Exercise brief >> Give the data again exactly as written, skipping any pictures.

^^^^

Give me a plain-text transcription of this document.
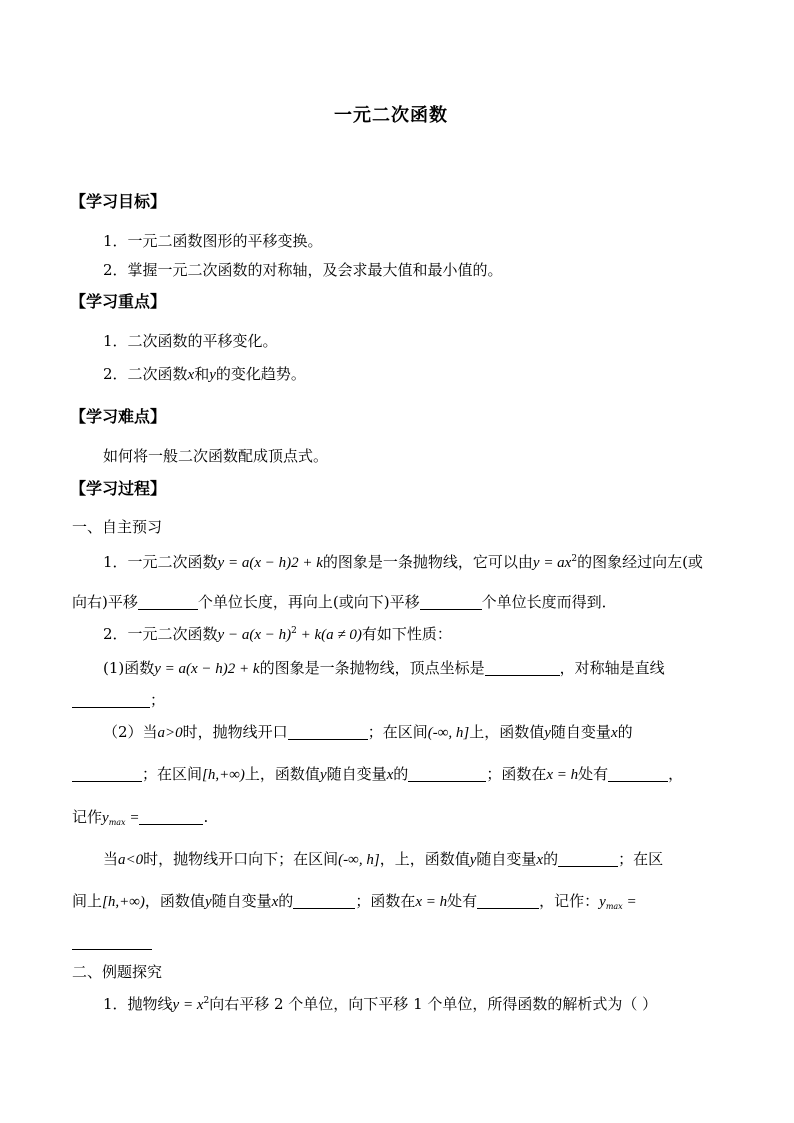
一元二次函数
【学习目标】
1．一元二函数图形的平移变换。
2．掌握一元二次函数的对称轴，及会求最大值和最小值的。
【学习重点】
1．二次函数的平移变化。
2．二次函数x和y的变化趋势。
【学习难点】
如何将一般二次函数配成顶点式。
【学习过程】
一、自主预习
1．一元二次函数y = a(x − h)2 + k的图象是一条抛物线，它可以由$y = ax^2$的图象经过向左(或
向右)平移	个单位长度，再向上(或向下)平移	个单位长度而得到．
2．一元二次函数$y - a(x - h)^2 + k(a \ne 0)$有如下性质：
(1)函数y = a(x − h)2 + k的图象是一条抛物线，顶点坐标是	，对称轴是直线
；
（2）当a>0时，抛物线开口	；在区间(-∞, h]上，函数值y随自变量x的
；在区间[h,+∞)上，函数值y随自变量x的	；函数在x = h处有	，
记作$y_{max}$ =	.
当a<0时，抛物线开口向下；在区间(-∞, h]，上，函数值y随自变量x的	；在区
间上[h,+∞)，函数值y随自变量x的	；函数在x = h处有	，记作：$y_{max}$ =
二、例题探究
1．抛物线$y = x^2$向右平移 2 个单位，向下平移 1 个单位，所得函数的解析式为（ ）
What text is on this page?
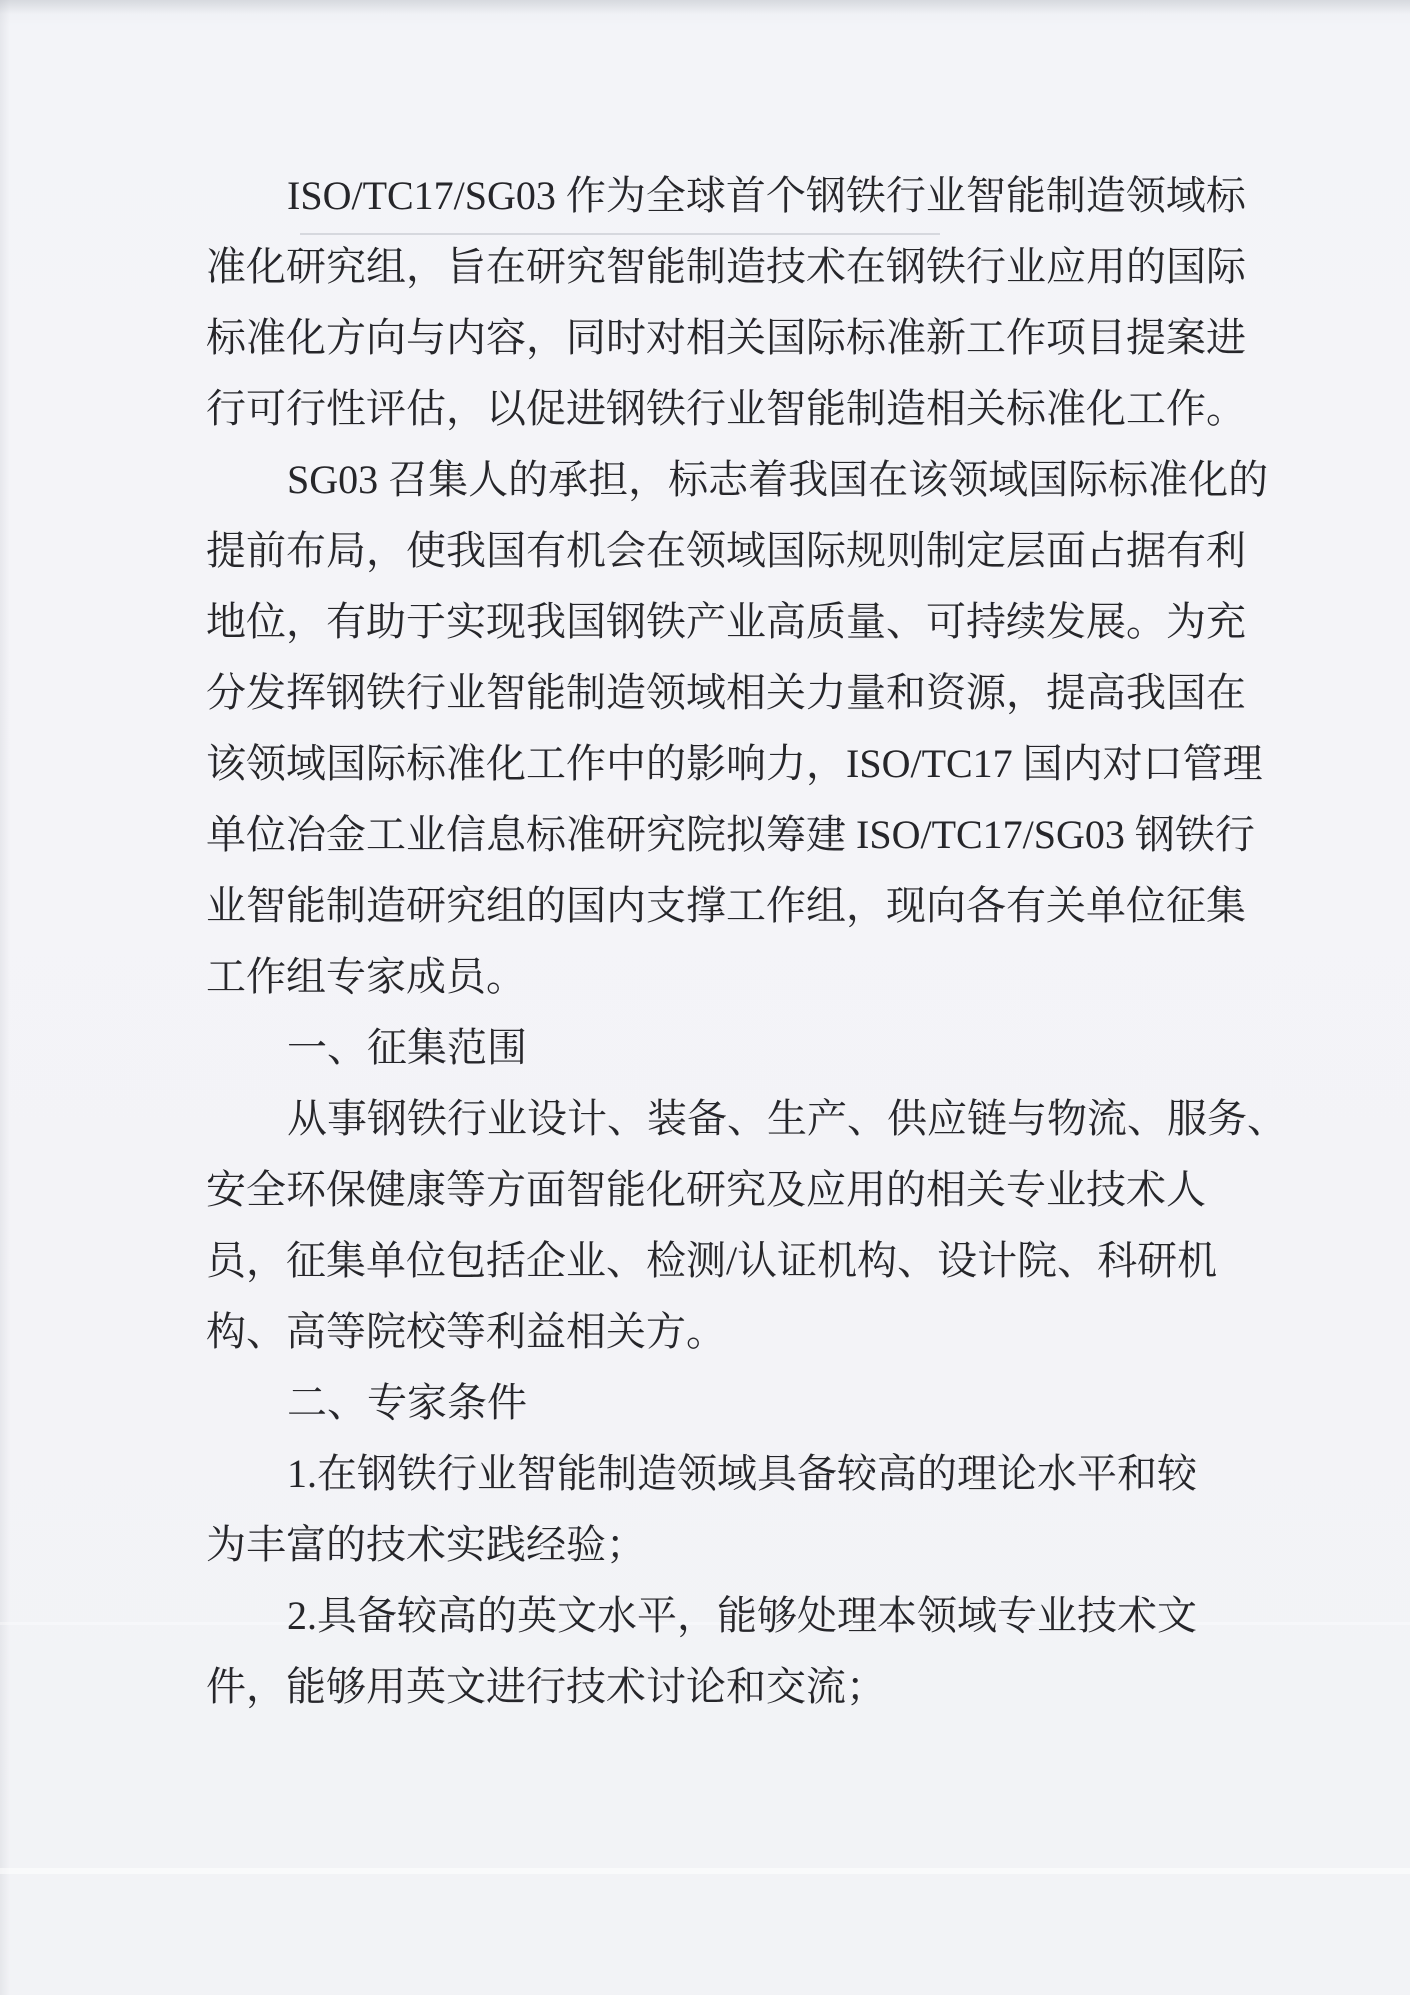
ISO/TC17/SG03 作为全球首个钢铁行业智能制造领域标
准化研究组，旨在研究智能制造技术在钢铁行业应用的国际
标准化方向与内容，同时对相关国际标准新工作项目提案进
行可行性评估，以促进钢铁行业智能制造相关标准化工作。

SG03 召集人的承担，标志着我国在该领域国际标准化的
提前布局，使我国有机会在领域国际规则制定层面占据有利
地位，有助于实现我国钢铁产业高质量、可持续发展。为充
分发挥钢铁行业智能制造领域相关力量和资源，提高我国在
该领域国际标准化工作中的影响力，ISO/TC17 国内对口管理
单位冶金工业信息标准研究院拟筹建 ISO/TC17/SG03 钢铁行
业智能制造研究组的国内支撑工作组，现向各有关单位征集
工作组专家成员。

一、征集范围

从事钢铁行业设计、装备、生产、供应链与物流、服务、
安全环保健康等方面智能化研究及应用的相关专业技术人
员，征集单位包括企业、检测/认证机构、设计院、科研机
构、高等院校等利益相关方。

二、专家条件

1.在钢铁行业智能制造领域具备较高的理论水平和较
为丰富的技术实践经验；

2.具备较高的英文水平，能够处理本领域专业技术文
件，能够用英文进行技术讨论和交流；
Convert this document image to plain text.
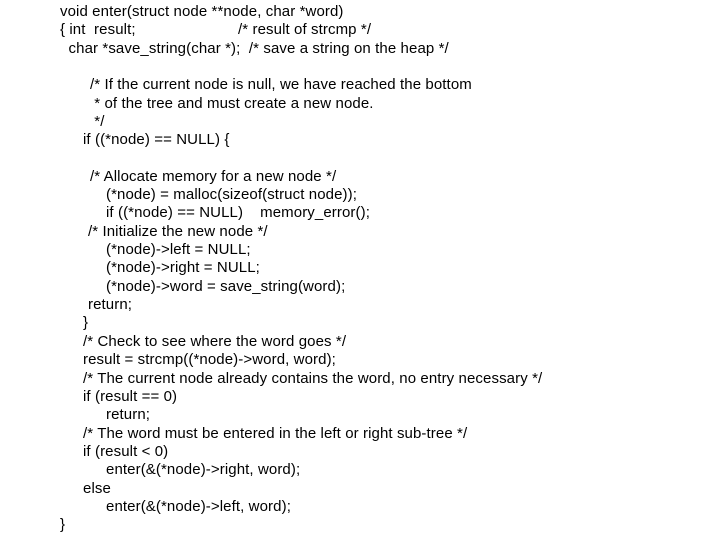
void enter(struct node **node, char *word)
{ int  result;                        /* result of strcmp */
char *save_string(char *);  /* save a string on the heap */
/* If the current node is null, we have reached the bottom
* of the tree and must create a new node.
*/
if ((*node) == NULL) {
/* Allocate memory for a new node */
(*node) = malloc(sizeof(struct node));
if ((*node) == NULL)    memory_error();
/* Initialize the new node */
(*node)->left = NULL;
(*node)->right = NULL;
(*node)->word = save_string(word);
return;
}
/* Check to see where the word goes */
result = strcmp((*node)->word, word);
/* The current node already contains the word, no entry necessary */
if (result == 0)
return;
/* The word must be entered in the left or right sub-tree */
if (result < 0)
enter(&(*node)->right, word);
else
enter(&(*node)->left, word);
}
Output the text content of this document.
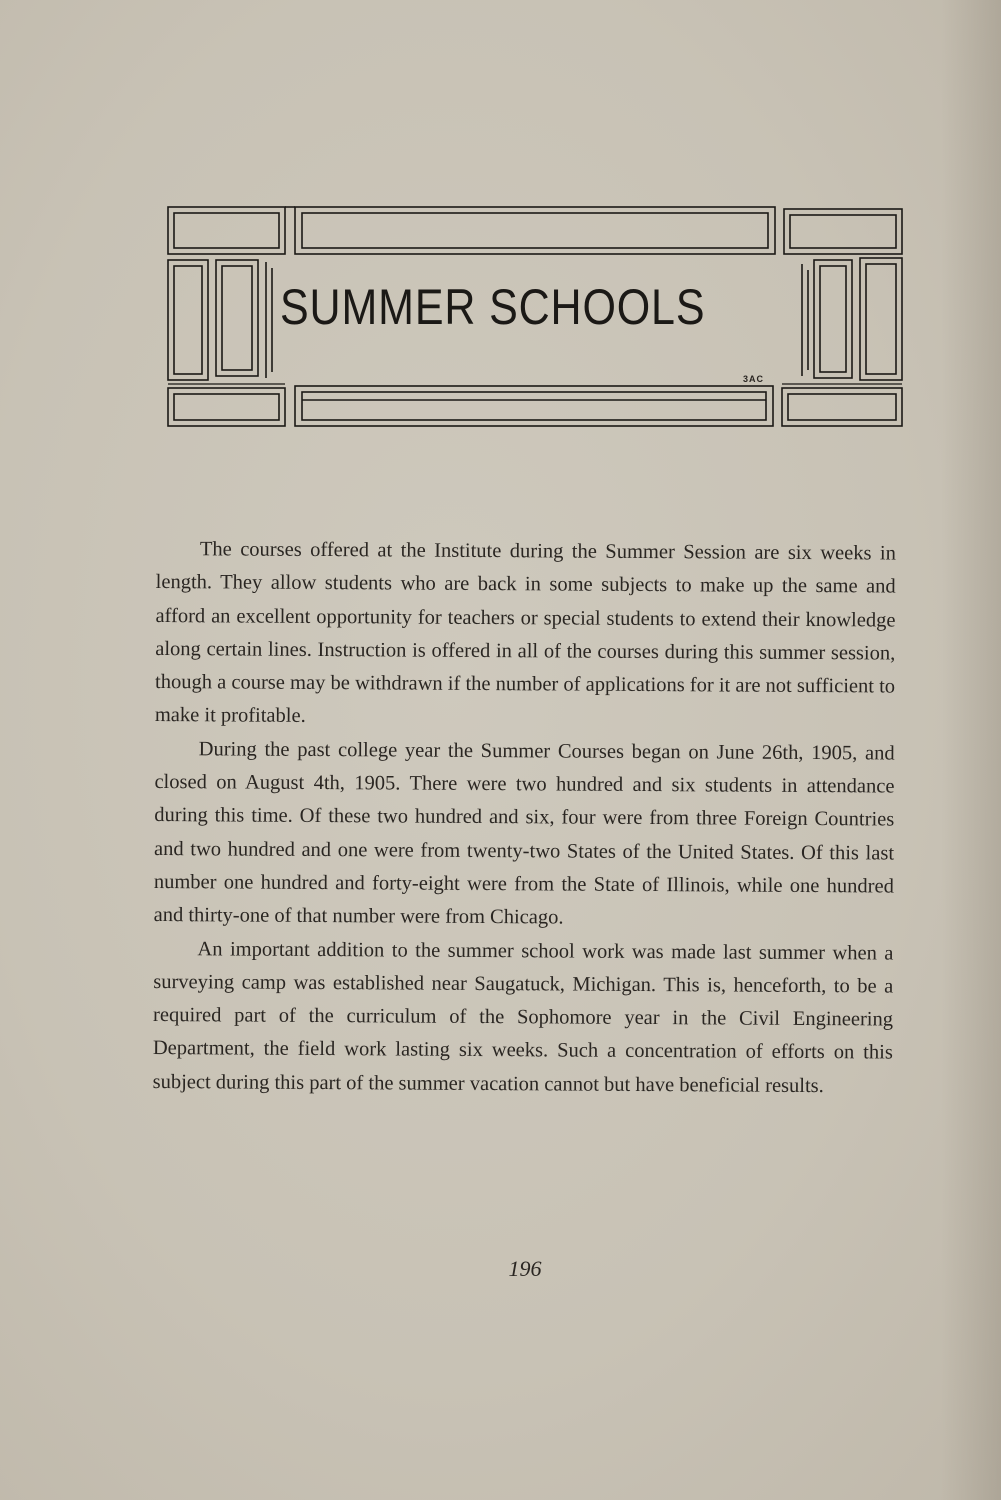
SUMMER SCHOOLS
3AC

The courses offered at the Institute during the Summer Session are six weeks in length. They allow students who are back in some subjects to make up the same and afford an excellent opportunity for teachers or special students to extend their knowledge along certain lines. Instruction is offered in all of the courses during this summer session, though a course may be withdrawn if the number of applications for it are not sufficient to make it profitable.

During the past college year the Summer Courses began on June 26th, 1905, and closed on August 4th, 1905. There were two hundred and six students in attendance during this time. Of these two hundred and six, four were from three Foreign Countries and two hundred and one were from twenty-two States of the United States. Of this last number one hundred and forty-eight were from the State of Illinois, while one hundred and thirty-one of that number were from Chicago.

An important addition to the summer school work was made last summer when a surveying camp was established near Saugatuck, Michigan. This is, henceforth, to be a required part of the curriculum of the Sophomore year in the Civil Engineering Department, the field work lasting six weeks. Such a concentration of efforts on this subject during this part of the summer vacation cannot but have beneficial results.

196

^^^^

The result >>
Give me a plain-text transcription of this document.
一元二次函数
【学习目标】
1．一元二函数图形的平移变换。
2．掌握一元二次函数的对称轴，及会求最大值和最小值的。
【学习重点】
1．二次函数的平移变化。
2．二次函数x和y的变化趋势。
【学习难点】
如何将一般二次函数配成顶点式。
【学习过程】
一、自主预习
1．一元二次函数y = a(x − h)2 + k的图象是一条抛物线，它可以由$y = ax^2$的图象经过向左(或
向右)平移	个单位长度，再向上(或向下)平移	个单位长度而得到．
2．一元二次函数$y - a(x - h)^2 + k(a \ne 0)$有如下性质：
(1)函数y = a(x − h)2 + k的图象是一条抛物线，顶点坐标是	，对称轴是直线
；
（2）当a>0时，抛物线开口	；在区间(-∞, h]上，函数值y随自变量x的
；在区间[h,+∞)上，函数值y随自变量x的	；函数在x = h处有	，
记作$y_{max}$ =	.
当a<0时，抛物线开口向下；在区间(-∞, h]，上，函数值y随自变量x的	；在区
间上[h,+∞)，函数值y随自变量x的	；函数在x = h处有	，记作：$y_{max}$ =
二、例题探究
1．抛物线$y = x^2$向右平移 2 个单位，向下平移 1 个单位，所得函数的解析式为（ ）
What text is on this page?
ISO/TC17/SG03 作为全球首个钢铁行业智能制造领域标
准化研究组，旨在研究智能制造技术在钢铁行业应用的国际
标准化方向与内容，同时对相关国际标准新工作项目提案进
行可行性评估，以促进钢铁行业智能制造相关标准化工作。

SG03 召集人的承担，标志着我国在该领域国际标准化的
提前布局，使我国有机会在领域国际规则制定层面占据有利
地位，有助于实现我国钢铁产业高质量、可持续发展。为充
分发挥钢铁行业智能制造领域相关力量和资源，提高我国在
该领域国际标准化工作中的影响力，ISO/TC17 国内对口管理
单位冶金工业信息标准研究院拟筹建 ISO/TC17/SG03 钢铁行
业智能制造研究组的国内支撑工作组，现向各有关单位征集
工作组专家成员。

一、征集范围

从事钢铁行业设计、装备、生产、供应链与物流、服务、
安全环保健康等方面智能化研究及应用的相关专业技术人
员，征集单位包括企业、检测/认证机构、设计院、科研机
构、高等院校等利益相关方。

二、专家条件

1.在钢铁行业智能制造领域具备较高的理论水平和较
为丰富的技术实践经验；

2.具备较高的英文水平，能够处理本领域专业技术文
件，能够用英文进行技术讨论和交流；
Convert this document image to plain text.
void enter(struct node **node, char *word)
{ int  result;                        /* result of strcmp */
char *save_string(char *);  /* save a string on the heap */
/* If the current node is null, we have reached the bottom
* of the tree and must create a new node.
*/
if ((*node) == NULL) {
/* Allocate memory for a new node */
(*node) = malloc(sizeof(struct node));
if ((*node) == NULL)    memory_error();
/* Initialize the new node */
(*node)->left = NULL;
(*node)->right = NULL;
(*node)->word = save_string(word);
return;
}
/* Check to see where the word goes */
result = strcmp((*node)->word, word);
/* The current node already contains the word, no entry necessary */
if (result == 0)
return;
/* The word must be entered in the left or right sub-tree */
if (result < 0)
enter(&(*node)->right, word);
else
enter(&(*node)->left, word);
}
Output the text content of this document.
SUMMER SCHOOLS
3AC

The courses offered at the Institute during the Summer Session are six weeks in length. They allow students who are back in some subjects to make up the same and afford an excellent opportunity for teachers or special students to extend their knowledge along certain lines. Instruction is offered in all of the courses during this summer session, though a course may be withdrawn if the number of applications for it are not sufficient to make it profitable.

During the past college year the Summer Courses began on June 26th, 1905, and closed on August 4th, 1905. There were two hundred and six students in attendance during this time. Of these two hundred and six, four were from three Foreign Countries and two hundred and one were from twenty-two States of the United States. Of this last number one hundred and forty-eight were from the State of Illinois, while one hundred and thirty-one of that number were from Chicago.

An important addition to the summer school work was made last summer when a surveying camp was established near Saugatuck, Michigan. This is, henceforth, to be a required part of the curriculum of the Sophomore year in the Civil Engineering Department, the field work lasting six weeks. Such a concentration of efforts on this subject during this part of the summer vacation cannot but have beneficial results.

196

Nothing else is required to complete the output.